■ Data shown:
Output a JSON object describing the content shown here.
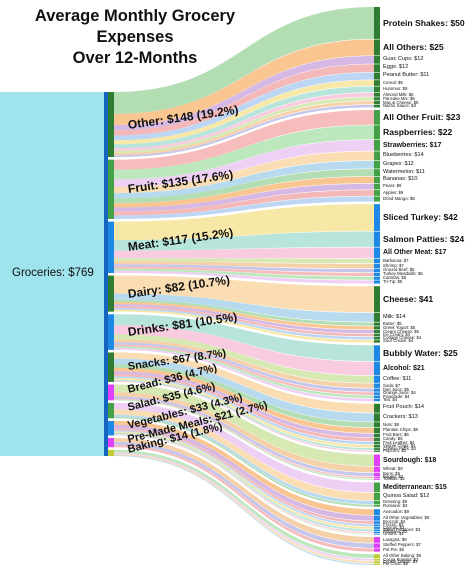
{
  "title_line1": "Average Monthly Grocery Expenses",
  "title_line2": "Over 12-Months",
  "chart_data": {
    "type": "sankey",
    "source": {
      "label": "Groceries: $769",
      "value": 769
    },
    "categories": [
      {
        "label": "Other: $148 (19.2%)",
        "value": 148,
        "color": "#2e7d32",
        "items": [
          {
            "label": "Protein Shakes: $50",
            "value": 50
          },
          {
            "label": "All Others: $25",
            "value": 25
          },
          {
            "label": "Guac Cups: $12",
            "value": 12
          },
          {
            "label": "Eggs: $12",
            "value": 12
          },
          {
            "label": "Peanut Butter: $11",
            "value": 11
          },
          {
            "label": "Cereal: $9",
            "value": 9
          },
          {
            "label": "Hummus: $9",
            "value": 9
          },
          {
            "label": "Almond Milk: $6",
            "value": 6
          },
          {
            "label": "Pancake Mix: $5",
            "value": 5
          },
          {
            "label": "Mac & Cheese: $5",
            "value": 5
          },
          {
            "label": "Nacho Sauce: $4",
            "value": 4
          }
        ]
      },
      {
        "label": "Fruit: $135 (17.6%)",
        "value": 135,
        "color": "#43a047",
        "items": [
          {
            "label": "All Other Fruit: $23",
            "value": 23
          },
          {
            "label": "Raspberries: $22",
            "value": 22
          },
          {
            "label": "Strawberries: $17",
            "value": 17
          },
          {
            "label": "Blueberries: $14",
            "value": 14
          },
          {
            "label": "Grapes: $12",
            "value": 12
          },
          {
            "label": "Watermelon: $11",
            "value": 11
          },
          {
            "label": "Bananas: $10",
            "value": 10
          },
          {
            "label": "Pears: $9",
            "value": 9
          },
          {
            "label": "Apples: $9",
            "value": 9
          },
          {
            "label": "Dried Mango: $8",
            "value": 8
          }
        ]
      },
      {
        "label": "Meat: $117 (15.2%)",
        "value": 117,
        "color": "#1e88e5",
        "items": [
          {
            "label": "Sliced Turkey: $42",
            "value": 42
          },
          {
            "label": "Salmon Patties: $24",
            "value": 24
          },
          {
            "label": "All Other Meat: $17",
            "value": 17
          },
          {
            "label": "Barbacoa: $7",
            "value": 7
          },
          {
            "label": "Shrimp: $7",
            "value": 7
          },
          {
            "label": "Ground Beef: $5",
            "value": 5
          },
          {
            "label": "Turkey Meatballs: $5",
            "value": 5
          },
          {
            "label": "Carnitas: $5",
            "value": 5
          },
          {
            "label": "Tri-Tip: $5",
            "value": 5
          }
        ]
      },
      {
        "label": "Dairy: $82 (10.7%)",
        "value": 82,
        "color": "#2e7d32",
        "items": [
          {
            "label": "Cheese: $41",
            "value": 41
          },
          {
            "label": "Milk: $14",
            "value": 14
          },
          {
            "label": "Butter: $5",
            "value": 5
          },
          {
            "label": "Greek Yogurt: $5",
            "value": 5
          },
          {
            "label": "Cream Cheese: $5",
            "value": 5
          },
          {
            "label": "Ice Cream: $4",
            "value": 4
          },
          {
            "label": "Cottage Cheese: $4",
            "value": 4
          },
          {
            "label": "Sour Cream: $4",
            "value": 4
          }
        ]
      },
      {
        "label": "Drinks: $81 (10.5%)",
        "value": 81,
        "color": "#1e88e5",
        "items": [
          {
            "label": "Bubbly Water: $25",
            "value": 25
          },
          {
            "label": "Alcohol: $21",
            "value": 21
          },
          {
            "label": "Coffee: $11",
            "value": 11
          },
          {
            "label": "Soda: $7",
            "value": 7
          },
          {
            "label": "Diet Juice: $5",
            "value": 5
          },
          {
            "label": "Orange Juice: $4",
            "value": 4
          },
          {
            "label": "Powerade: $4",
            "value": 4
          },
          {
            "label": "Tea: $4",
            "value": 4
          }
        ]
      },
      {
        "label": "Snacks: $67 (8.7%)",
        "value": 67,
        "color": "#2e7d32",
        "items": [
          {
            "label": "Fruit Pouch: $14",
            "value": 14
          },
          {
            "label": "Crackers: $13",
            "value": 13
          },
          {
            "label": "Nuts: $8",
            "value": 8
          },
          {
            "label": "Plantain Chips: $8",
            "value": 8
          },
          {
            "label": "Fruit Bars: $6",
            "value": 6
          },
          {
            "label": "Candy: $5",
            "value": 5
          },
          {
            "label": "Fruit Leather: $4",
            "value": 4
          },
          {
            "label": "Veggie Chips: $4",
            "value": 4
          },
          {
            "label": "Cheese Puffs: $3",
            "value": 3
          },
          {
            "label": "Popcorn: $2",
            "value": 2
          }
        ]
      },
      {
        "label": "Bread: $36 (4.7%)",
        "value": 36,
        "color": "#e040fb",
        "items": [
          {
            "label": "Sourdough: $18",
            "value": 18
          },
          {
            "label": "Wheat: $9",
            "value": 9
          },
          {
            "label": "Buns: $5",
            "value": 5
          },
          {
            "label": "Bagels: $2",
            "value": 2
          },
          {
            "label": "Tortillas: $2",
            "value": 2
          }
        ]
      },
      {
        "label": "Salad: $35 (4.6%)",
        "value": 35,
        "color": "#43a047",
        "items": [
          {
            "label": "Mediterranean: $15",
            "value": 15
          },
          {
            "label": "Quinoa Salad: $12",
            "value": 12
          },
          {
            "label": "Dressing: $5",
            "value": 5
          },
          {
            "label": "Romaine: $3",
            "value": 3
          }
        ]
      },
      {
        "label": "Vegetables: $33 (4.3%)",
        "value": 33,
        "color": "#1e88e5",
        "items": [
          {
            "label": "Avocados: $9",
            "value": 9
          },
          {
            "label": "All Other Vegetables: $8",
            "value": 8
          },
          {
            "label": "Broccoli: $4",
            "value": 4
          },
          {
            "label": "Frozen: $3",
            "value": 3
          },
          {
            "label": "Carrots: $3",
            "value": 3
          },
          {
            "label": "Sweet Potatoes: $3",
            "value": 3
          },
          {
            "label": "Potatoes: $2",
            "value": 2
          },
          {
            "label": "Onions: $1",
            "value": 1
          }
        ]
      },
      {
        "label": "Pre-Made Meals: $21 (2.7%)",
        "value": 21,
        "color": "#e040fb",
        "items": [
          {
            "label": "Lasagna: $9",
            "value": 9
          },
          {
            "label": "Stuffed Peppers: $7",
            "value": 7
          },
          {
            "label": "Pot Pie: $5",
            "value": 5
          }
        ]
      },
      {
        "label": "Baking: $14 (1.8%)",
        "value": 14,
        "color": "#c0ca33",
        "items": [
          {
            "label": "All Other Baking: $6",
            "value": 6
          },
          {
            "label": "Cocoa Powder: $3",
            "value": 3
          },
          {
            "label": "Cookie Dough: $3",
            "value": 3
          },
          {
            "label": "Pie Crust: $2",
            "value": 2
          }
        ]
      }
    ]
  }
}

■ The task: Report only how many lines in the records contain the word "Turkey".

■ Reply to the task: 2